(Figure dataset records)
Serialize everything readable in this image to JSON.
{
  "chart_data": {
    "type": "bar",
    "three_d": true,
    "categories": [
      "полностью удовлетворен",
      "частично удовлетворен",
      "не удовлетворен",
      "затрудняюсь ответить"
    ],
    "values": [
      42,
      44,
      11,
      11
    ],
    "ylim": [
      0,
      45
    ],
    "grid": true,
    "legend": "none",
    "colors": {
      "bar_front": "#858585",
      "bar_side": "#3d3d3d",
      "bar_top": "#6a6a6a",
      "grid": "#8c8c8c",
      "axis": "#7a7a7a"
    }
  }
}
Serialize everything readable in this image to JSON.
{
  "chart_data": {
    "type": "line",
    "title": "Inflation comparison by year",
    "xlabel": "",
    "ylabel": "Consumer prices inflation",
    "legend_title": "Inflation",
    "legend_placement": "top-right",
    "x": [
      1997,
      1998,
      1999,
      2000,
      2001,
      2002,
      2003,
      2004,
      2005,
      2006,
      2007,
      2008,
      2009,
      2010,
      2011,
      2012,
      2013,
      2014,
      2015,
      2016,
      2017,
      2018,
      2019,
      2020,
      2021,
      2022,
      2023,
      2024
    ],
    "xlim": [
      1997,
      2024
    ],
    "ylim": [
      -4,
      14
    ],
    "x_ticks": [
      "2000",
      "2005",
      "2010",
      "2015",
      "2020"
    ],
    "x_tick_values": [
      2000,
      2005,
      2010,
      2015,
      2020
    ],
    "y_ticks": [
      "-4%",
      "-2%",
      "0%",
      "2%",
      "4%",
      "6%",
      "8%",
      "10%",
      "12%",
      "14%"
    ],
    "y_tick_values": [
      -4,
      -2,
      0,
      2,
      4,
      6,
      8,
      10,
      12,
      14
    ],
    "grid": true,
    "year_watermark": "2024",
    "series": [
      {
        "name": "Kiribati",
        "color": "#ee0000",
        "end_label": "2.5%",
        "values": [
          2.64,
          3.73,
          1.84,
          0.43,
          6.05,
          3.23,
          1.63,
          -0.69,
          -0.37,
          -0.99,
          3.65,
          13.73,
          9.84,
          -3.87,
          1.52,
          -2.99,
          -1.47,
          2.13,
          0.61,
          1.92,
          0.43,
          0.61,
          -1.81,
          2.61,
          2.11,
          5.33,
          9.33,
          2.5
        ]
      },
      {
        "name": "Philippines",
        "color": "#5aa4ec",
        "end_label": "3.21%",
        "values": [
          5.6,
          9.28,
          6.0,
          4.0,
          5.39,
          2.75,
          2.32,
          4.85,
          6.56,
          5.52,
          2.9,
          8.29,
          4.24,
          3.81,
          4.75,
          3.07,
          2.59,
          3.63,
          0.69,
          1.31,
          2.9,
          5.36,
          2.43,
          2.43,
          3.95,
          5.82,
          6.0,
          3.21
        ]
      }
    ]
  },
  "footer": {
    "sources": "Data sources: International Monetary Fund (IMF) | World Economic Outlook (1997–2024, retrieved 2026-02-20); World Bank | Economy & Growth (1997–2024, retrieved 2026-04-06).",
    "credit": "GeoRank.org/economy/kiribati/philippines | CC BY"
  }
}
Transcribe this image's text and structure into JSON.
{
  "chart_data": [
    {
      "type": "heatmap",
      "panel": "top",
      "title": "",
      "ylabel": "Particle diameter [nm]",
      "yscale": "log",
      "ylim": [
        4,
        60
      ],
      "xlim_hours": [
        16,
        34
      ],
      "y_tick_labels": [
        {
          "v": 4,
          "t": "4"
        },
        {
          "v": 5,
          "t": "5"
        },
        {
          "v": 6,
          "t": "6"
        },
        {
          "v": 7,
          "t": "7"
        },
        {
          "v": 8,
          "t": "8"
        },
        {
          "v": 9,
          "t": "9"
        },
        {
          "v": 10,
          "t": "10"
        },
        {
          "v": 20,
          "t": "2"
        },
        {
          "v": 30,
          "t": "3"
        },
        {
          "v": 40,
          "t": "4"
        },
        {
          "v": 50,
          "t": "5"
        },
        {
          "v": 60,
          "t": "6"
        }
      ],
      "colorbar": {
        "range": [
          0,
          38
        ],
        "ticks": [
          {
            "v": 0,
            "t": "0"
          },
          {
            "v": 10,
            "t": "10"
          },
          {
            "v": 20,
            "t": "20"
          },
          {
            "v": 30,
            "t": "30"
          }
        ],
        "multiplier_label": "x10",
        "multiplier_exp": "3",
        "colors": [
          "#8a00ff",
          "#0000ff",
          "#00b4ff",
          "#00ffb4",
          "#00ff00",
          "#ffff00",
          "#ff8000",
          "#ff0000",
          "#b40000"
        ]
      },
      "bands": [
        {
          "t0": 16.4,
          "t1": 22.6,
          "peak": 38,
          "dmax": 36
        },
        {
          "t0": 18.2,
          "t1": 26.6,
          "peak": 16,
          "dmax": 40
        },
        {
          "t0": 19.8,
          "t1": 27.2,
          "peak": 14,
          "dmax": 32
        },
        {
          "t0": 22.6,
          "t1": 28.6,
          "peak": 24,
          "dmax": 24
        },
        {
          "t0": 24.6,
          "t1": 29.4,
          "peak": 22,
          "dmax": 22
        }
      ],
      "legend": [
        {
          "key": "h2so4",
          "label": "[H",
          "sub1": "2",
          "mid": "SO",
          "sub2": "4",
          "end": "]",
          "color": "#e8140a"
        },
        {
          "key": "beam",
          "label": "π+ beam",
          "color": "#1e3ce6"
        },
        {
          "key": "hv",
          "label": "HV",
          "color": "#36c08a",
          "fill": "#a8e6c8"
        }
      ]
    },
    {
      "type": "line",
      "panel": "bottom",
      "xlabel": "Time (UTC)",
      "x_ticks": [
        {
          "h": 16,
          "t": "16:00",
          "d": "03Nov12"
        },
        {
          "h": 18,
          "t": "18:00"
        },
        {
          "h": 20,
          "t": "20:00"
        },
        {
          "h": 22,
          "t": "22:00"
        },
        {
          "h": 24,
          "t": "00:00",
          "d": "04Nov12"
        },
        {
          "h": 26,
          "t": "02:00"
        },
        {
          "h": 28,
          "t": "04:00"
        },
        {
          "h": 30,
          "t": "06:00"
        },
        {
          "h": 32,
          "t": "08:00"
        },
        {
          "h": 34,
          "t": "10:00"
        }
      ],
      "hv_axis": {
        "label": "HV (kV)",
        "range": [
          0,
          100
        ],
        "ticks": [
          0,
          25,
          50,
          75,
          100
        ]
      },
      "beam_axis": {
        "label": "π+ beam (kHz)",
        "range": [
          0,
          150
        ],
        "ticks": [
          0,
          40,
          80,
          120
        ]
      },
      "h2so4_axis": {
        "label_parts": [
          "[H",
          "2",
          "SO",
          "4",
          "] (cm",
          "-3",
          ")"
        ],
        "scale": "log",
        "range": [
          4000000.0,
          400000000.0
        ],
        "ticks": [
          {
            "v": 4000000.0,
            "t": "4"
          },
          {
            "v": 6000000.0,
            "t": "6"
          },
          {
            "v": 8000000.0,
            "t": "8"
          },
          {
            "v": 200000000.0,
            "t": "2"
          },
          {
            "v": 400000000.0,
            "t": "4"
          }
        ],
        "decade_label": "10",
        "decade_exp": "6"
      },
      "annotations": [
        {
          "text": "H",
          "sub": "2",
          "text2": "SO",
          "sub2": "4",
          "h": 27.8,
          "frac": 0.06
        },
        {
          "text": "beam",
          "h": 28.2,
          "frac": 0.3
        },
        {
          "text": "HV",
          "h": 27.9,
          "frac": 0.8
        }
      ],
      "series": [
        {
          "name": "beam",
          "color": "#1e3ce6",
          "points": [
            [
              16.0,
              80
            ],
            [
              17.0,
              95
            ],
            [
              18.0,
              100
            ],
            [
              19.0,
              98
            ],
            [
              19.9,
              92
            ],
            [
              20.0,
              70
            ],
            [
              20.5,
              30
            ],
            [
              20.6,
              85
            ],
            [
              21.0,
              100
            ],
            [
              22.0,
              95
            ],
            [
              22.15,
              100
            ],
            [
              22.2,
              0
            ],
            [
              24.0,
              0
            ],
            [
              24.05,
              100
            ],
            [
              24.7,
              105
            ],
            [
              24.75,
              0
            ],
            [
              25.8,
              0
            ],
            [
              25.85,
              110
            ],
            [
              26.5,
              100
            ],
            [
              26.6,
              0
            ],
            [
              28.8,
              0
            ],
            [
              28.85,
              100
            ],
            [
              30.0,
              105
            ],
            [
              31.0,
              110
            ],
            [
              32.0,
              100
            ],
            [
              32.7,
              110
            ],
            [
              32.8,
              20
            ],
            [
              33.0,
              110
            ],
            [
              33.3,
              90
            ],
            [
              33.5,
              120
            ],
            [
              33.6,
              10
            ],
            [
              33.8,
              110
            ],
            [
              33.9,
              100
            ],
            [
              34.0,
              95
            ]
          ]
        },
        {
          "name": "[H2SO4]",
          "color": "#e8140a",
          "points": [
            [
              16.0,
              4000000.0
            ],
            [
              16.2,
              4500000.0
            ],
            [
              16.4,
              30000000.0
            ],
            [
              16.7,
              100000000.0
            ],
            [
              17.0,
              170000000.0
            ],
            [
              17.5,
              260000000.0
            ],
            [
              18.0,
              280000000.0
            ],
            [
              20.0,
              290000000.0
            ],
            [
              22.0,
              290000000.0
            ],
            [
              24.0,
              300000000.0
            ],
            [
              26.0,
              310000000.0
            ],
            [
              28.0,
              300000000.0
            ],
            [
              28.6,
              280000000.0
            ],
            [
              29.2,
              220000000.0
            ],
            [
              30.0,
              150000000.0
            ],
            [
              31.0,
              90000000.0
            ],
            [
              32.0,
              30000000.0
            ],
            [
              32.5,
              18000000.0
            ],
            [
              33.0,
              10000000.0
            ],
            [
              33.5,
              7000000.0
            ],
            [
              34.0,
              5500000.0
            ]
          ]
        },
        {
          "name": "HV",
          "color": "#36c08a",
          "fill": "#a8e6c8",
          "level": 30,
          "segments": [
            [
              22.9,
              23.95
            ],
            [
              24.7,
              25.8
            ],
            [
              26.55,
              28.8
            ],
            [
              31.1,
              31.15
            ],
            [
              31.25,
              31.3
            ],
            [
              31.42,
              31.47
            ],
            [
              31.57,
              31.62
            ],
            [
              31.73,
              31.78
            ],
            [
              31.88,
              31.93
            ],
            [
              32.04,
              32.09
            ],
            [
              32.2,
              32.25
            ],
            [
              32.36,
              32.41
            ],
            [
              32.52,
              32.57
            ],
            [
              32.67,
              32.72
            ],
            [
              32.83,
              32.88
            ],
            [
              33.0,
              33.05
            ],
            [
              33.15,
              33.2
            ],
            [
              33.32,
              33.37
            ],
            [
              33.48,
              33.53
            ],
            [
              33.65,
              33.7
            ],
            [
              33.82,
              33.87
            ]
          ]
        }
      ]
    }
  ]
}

§ Directions for this task: Look for the word "dmax" and return every line where it occurs.

§ Response to the task:
          "dmax": 36
          "dmax": 40
          "dmax": 32
          "dmax": 24
          "dmax": 22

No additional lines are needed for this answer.